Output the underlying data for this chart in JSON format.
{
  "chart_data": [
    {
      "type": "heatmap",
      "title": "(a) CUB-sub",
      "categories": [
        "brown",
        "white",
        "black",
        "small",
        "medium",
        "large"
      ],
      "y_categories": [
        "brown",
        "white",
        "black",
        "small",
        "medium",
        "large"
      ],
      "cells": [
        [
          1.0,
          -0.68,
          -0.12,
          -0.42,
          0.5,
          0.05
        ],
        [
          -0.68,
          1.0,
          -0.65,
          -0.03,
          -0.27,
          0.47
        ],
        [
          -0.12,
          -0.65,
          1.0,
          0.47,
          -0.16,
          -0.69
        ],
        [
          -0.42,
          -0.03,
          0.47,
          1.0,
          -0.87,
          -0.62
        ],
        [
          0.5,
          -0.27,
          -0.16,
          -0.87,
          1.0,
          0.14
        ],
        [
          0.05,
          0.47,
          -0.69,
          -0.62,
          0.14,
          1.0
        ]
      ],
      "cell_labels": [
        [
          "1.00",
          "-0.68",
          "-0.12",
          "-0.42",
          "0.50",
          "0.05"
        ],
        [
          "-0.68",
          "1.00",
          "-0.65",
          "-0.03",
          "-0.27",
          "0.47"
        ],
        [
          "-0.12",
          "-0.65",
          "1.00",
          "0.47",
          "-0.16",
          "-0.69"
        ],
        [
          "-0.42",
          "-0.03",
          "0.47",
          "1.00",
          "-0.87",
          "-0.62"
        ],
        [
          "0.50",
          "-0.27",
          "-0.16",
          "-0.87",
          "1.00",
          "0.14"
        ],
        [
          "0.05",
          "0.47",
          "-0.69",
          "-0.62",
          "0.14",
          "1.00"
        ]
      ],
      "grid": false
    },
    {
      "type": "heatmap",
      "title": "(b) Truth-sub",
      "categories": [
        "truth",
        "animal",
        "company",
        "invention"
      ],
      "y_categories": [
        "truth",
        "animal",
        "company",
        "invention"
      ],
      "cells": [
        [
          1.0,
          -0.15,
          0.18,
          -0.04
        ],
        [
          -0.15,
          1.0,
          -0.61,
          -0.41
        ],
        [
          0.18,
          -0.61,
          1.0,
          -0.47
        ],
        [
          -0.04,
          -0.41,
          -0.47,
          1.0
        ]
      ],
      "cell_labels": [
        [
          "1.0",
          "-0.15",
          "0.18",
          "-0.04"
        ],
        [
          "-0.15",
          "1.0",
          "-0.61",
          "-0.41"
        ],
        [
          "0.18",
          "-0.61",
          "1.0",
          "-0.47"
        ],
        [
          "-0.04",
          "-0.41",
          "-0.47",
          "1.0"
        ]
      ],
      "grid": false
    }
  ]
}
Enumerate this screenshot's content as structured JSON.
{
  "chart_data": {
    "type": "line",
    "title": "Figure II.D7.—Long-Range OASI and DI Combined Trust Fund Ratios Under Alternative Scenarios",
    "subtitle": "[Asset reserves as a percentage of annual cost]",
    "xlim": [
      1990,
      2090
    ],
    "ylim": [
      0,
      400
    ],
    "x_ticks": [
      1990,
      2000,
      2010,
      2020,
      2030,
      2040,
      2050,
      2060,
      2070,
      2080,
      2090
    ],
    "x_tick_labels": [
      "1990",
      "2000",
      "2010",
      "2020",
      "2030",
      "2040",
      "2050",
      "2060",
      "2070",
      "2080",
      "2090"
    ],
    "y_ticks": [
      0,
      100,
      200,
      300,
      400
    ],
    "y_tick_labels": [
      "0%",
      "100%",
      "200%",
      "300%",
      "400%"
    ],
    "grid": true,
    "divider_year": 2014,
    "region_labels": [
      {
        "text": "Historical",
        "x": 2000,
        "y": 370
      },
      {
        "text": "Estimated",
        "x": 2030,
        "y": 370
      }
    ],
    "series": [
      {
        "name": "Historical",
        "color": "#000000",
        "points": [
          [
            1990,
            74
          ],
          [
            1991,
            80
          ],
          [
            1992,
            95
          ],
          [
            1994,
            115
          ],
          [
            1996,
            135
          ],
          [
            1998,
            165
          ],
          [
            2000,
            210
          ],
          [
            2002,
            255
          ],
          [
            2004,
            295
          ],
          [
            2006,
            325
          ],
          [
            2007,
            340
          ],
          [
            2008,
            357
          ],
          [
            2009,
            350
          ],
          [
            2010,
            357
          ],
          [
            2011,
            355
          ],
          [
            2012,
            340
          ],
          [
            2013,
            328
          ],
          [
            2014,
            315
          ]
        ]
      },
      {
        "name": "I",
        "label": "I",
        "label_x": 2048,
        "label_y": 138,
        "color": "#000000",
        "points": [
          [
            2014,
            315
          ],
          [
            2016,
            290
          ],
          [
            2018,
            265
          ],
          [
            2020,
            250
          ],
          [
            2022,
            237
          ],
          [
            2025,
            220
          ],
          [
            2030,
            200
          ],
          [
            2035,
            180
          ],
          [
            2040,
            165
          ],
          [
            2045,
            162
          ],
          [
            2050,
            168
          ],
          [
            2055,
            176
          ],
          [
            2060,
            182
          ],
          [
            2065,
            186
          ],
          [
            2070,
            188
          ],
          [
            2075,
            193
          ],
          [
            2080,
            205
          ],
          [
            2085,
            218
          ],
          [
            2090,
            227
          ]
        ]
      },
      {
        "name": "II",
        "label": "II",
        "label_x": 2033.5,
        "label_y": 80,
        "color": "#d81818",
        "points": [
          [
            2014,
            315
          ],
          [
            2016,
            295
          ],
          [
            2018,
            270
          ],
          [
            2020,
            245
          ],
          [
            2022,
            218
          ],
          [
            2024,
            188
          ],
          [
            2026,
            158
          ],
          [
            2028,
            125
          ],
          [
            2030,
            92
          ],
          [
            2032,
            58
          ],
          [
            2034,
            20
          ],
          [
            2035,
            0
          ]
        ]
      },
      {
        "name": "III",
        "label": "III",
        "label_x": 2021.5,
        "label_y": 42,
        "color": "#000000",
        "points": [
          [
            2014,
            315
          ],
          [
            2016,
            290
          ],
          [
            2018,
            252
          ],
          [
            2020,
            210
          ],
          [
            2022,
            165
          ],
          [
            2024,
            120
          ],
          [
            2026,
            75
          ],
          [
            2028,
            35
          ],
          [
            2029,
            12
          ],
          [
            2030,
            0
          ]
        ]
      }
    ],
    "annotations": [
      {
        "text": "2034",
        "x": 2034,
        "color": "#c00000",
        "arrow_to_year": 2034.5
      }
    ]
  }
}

____

## What you should do:
Reproduce the listing shown above in its entirety, exactly.

## Answer below:
Output the underlying data for this chart in JSON format.
{
  "chart_data": [
    {
      "type": "heatmap",
      "title": "(a) CUB-sub",
      "categories": [
        "brown",
        "white",
        "black",
        "small",
        "medium",
        "large"
      ],
      "y_categories": [
        "brown",
        "white",
        "black",
        "small",
        "medium",
        "large"
      ],
      "cells": [
        [
          1.0,
          -0.68,
          -0.12,
          -0.42,
          0.5,
          0.05
        ],
        [
          -0.68,
          1.0,
          -0.65,
          -0.03,
          -0.27,
          0.47
        ],
        [
          -0.12,
          -0.65,
          1.0,
          0.47,
          -0.16,
          -0.69
        ],
        [
          -0.42,
          -0.03,
          0.47,
          1.0,
          -0.87,
          -0.62
        ],
        [
          0.5,
          -0.27,
          -0.16,
          -0.87,
          1.0,
          0.14
        ],
        [
          0.05,
          0.47,
          -0.69,
          -0.62,
          0.14,
          1.0
        ]
      ],
      "cell_labels": [
        [
          "1.00",
          "-0.68",
          "-0.12",
          "-0.42",
          "0.50",
          "0.05"
        ],
        [
          "-0.68",
          "1.00",
          "-0.65",
          "-0.03",
          "-0.27",
          "0.47"
        ],
        [
          "-0.12",
          "-0.65",
          "1.00",
          "0.47",
          "-0.16",
          "-0.69"
        ],
        [
          "-0.42",
          "-0.03",
          "0.47",
          "1.00",
          "-0.87",
          "-0.62"
        ],
        [
          "0.50",
          "-0.27",
          "-0.16",
          "-0.87",
          "1.00",
          "0.14"
        ],
        [
          "0.05",
          "0.47",
          "-0.69",
          "-0.62",
          "0.14",
          "1.00"
        ]
      ],
      "grid": false
    },
    {
      "type": "heatmap",
      "title": "(b) Truth-sub",
      "categories": [
        "truth",
        "animal",
        "company",
        "invention"
      ],
      "y_categories": [
        "truth",
        "animal",
        "company",
        "invention"
      ],
      "cells": [
        [
          1.0,
          -0.15,
          0.18,
          -0.04
        ],
        [
          -0.15,
          1.0,
          -0.61,
          -0.41
        ],
        [
          0.18,
          -0.61,
          1.0,
          -0.47
        ],
        [
          -0.04,
          -0.41,
          -0.47,
          1.0
        ]
      ],
      "cell_labels": [
        [
          "1.0",
          "-0.15",
          "0.18",
          "-0.04"
        ],
        [
          "-0.15",
          "1.0",
          "-0.61",
          "-0.41"
        ],
        [
          "0.18",
          "-0.61",
          "1.0",
          "-0.47"
        ],
        [
          "-0.04",
          "-0.41",
          "-0.47",
          "1.0"
        ]
      ],
      "grid": false
    }
  ]
}
Enumerate this screenshot's content as structured JSON.
{
  "chart_data": {
    "type": "line",
    "title": "Figure II.D7.—Long-Range OASI and DI Combined Trust Fund Ratios Under Alternative Scenarios",
    "subtitle": "[Asset reserves as a percentage of annual cost]",
    "xlim": [
      1990,
      2090
    ],
    "ylim": [
      0,
      400
    ],
    "x_ticks": [
      1990,
      2000,
      2010,
      2020,
      2030,
      2040,
      2050,
      2060,
      2070,
      2080,
      2090
    ],
    "x_tick_labels": [
      "1990",
      "2000",
      "2010",
      "2020",
      "2030",
      "2040",
      "2050",
      "2060",
      "2070",
      "2080",
      "2090"
    ],
    "y_ticks": [
      0,
      100,
      200,
      300,
      400
    ],
    "y_tick_labels": [
      "0%",
      "100%",
      "200%",
      "300%",
      "400%"
    ],
    "grid": true,
    "divider_year": 2014,
    "region_labels": [
      {
        "text": "Historical",
        "x": 2000,
        "y": 370
      },
      {
        "text": "Estimated",
        "x": 2030,
        "y": 370
      }
    ],
    "series": [
      {
        "name": "Historical",
        "color": "#000000",
        "points": [
          [
            1990,
            74
          ],
          [
            1991,
            80
          ],
          [
            1992,
            95
          ],
          [
            1994,
            115
          ],
          [
            1996,
            135
          ],
          [
            1998,
            165
          ],
          [
            2000,
            210
          ],
          [
            2002,
            255
          ],
          [
            2004,
            295
          ],
          [
            2006,
            325
          ],
          [
            2007,
            340
          ],
          [
            2008,
            357
          ],
          [
            2009,
            350
          ],
          [
            2010,
            357
          ],
          [
            2011,
            355
          ],
          [
            2012,
            340
          ],
          [
            2013,
            328
          ],
          [
            2014,
            315
          ]
        ]
      },
      {
        "name": "I",
        "label": "I",
        "label_x": 2048,
        "label_y": 138,
        "color": "#000000",
        "points": [
          [
            2014,
            315
          ],
          [
            2016,
            290
          ],
          [
            2018,
            265
          ],
          [
            2020,
            250
          ],
          [
            2022,
            237
          ],
          [
            2025,
            220
          ],
          [
            2030,
            200
          ],
          [
            2035,
            180
          ],
          [
            2040,
            165
          ],
          [
            2045,
            162
          ],
          [
            2050,
            168
          ],
          [
            2055,
            176
          ],
          [
            2060,
            182
          ],
          [
            2065,
            186
          ],
          [
            2070,
            188
          ],
          [
            2075,
            193
          ],
          [
            2080,
            205
          ],
          [
            2085,
            218
          ],
          [
            2090,
            227
          ]
        ]
      },
      {
        "name": "II",
        "label": "II",
        "label_x": 2033.5,
        "label_y": 80,
        "color": "#d81818",
        "points": [
          [
            2014,
            315
          ],
          [
            2016,
            295
          ],
          [
            2018,
            270
          ],
          [
            2020,
            245
          ],
          [
            2022,
            218
          ],
          [
            2024,
            188
          ],
          [
            2026,
            158
          ],
          [
            2028,
            125
          ],
          [
            2030,
            92
          ],
          [
            2032,
            58
          ],
          [
            2034,
            20
          ],
          [
            2035,
            0
          ]
        ]
      },
      {
        "name": "III",
        "label": "III",
        "label_x": 2021.5,
        "label_y": 42,
        "color": "#000000",
        "points": [
          [
            2014,
            315
          ],
          [
            2016,
            290
          ],
          [
            2018,
            252
          ],
          [
            2020,
            210
          ],
          [
            2022,
            165
          ],
          [
            2024,
            120
          ],
          [
            2026,
            75
          ],
          [
            2028,
            35
          ],
          [
            2029,
            12
          ],
          [
            2030,
            0
          ]
        ]
      }
    ],
    "annotations": [
      {
        "text": "2034",
        "x": 2034,
        "color": "#c00000",
        "arrow_to_year": 2034.5
      }
    ]
  }
}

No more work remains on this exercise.